Document segment:
You might want to have a look at the glossary.

Lidy schema syntax

A lidy document is a YAML map of rule identifiers to lidy expressions. The identifier main is special: it is the default rule used to parse the YAML content document.

Lidy identifier

A valid lidy identifier is a dot-separated list of lidy names. A lidy name is a sequence of the characters beginning with one of [a-zA-Z], followed by any number of character among [a-zA-Z0-9_].

Lidy expression

A Lidy expression can be a string or a YAML map.

  • If it is a string, it must be a valid Lidy identifier. The identifier shall either be one of the default-lidy-rules.
  • If it is a map, it must be of one of the available checker forms.

Predefined Lidy rules

The predefined lidy rules are the scalars, the predefined string checkers and the special checkers.

Scalar rules

Scalars, as defined in the YAML specification

  • string, a YAML string
  • bool, a YAML boolean
  • int, a YAML integer
  • float, a YAML floating-point value
  • null, the YAML null value

Predefined string checker rules

These Lidy checkers match string values, and perform extra checks

  • timestamp, an ISO 8601 datetime
  • binary, a string consisting only of base64 characters, as defined by tag:yaml.org,2002:binary

Also see the _regex keyword.

Records provided:
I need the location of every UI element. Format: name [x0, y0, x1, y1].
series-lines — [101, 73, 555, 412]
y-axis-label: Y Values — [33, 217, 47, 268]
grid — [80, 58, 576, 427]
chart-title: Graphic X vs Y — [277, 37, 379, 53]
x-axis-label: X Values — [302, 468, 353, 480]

Prompt 1:
In the Lidy schema syntax text, what makes the identifier main special? Answer in one to three sentences.
Prompt 2:
Write the next part of the Lidy schema syntax text, starting after its last line.

Answer 1:
The identifier main is special because it is the default rule used to parse the YAML content document.

Answer 2:
Special checkers

any

There's only one: any. It matches any YAML content. It can be defined in Lidy schema as follow:

any:
  _oneOf:
    - string
    - boolean
    - int
    - float
    - null
    - { _mapOf: { any: any } }
    - { _listOf: any }

Please note that any will store YAML map contents in the mapOf field of MapResult instances.

Lidy checker forms

Lidy has 5 checker forms.

The scalar checker forms are:

  • the regex checker, matching a string
  • the in checker, matching an exact scalar

/!\ Scalar checker forms are not to be confused with lidy expression.

The container checker forms are:

  • the map checker, matching a YAML map
  • the seq checker, matching a YAML sequence

Finally, there's also one logical checker form:

  • the one-of, selecting the first matching lidy expression

_regex: ..., define your own string checker

_regex

The _regex keyword allows you to accept only strings that match the given regex. The regex engine is re2; find the accepted syntax here. Non-strings values are rejected.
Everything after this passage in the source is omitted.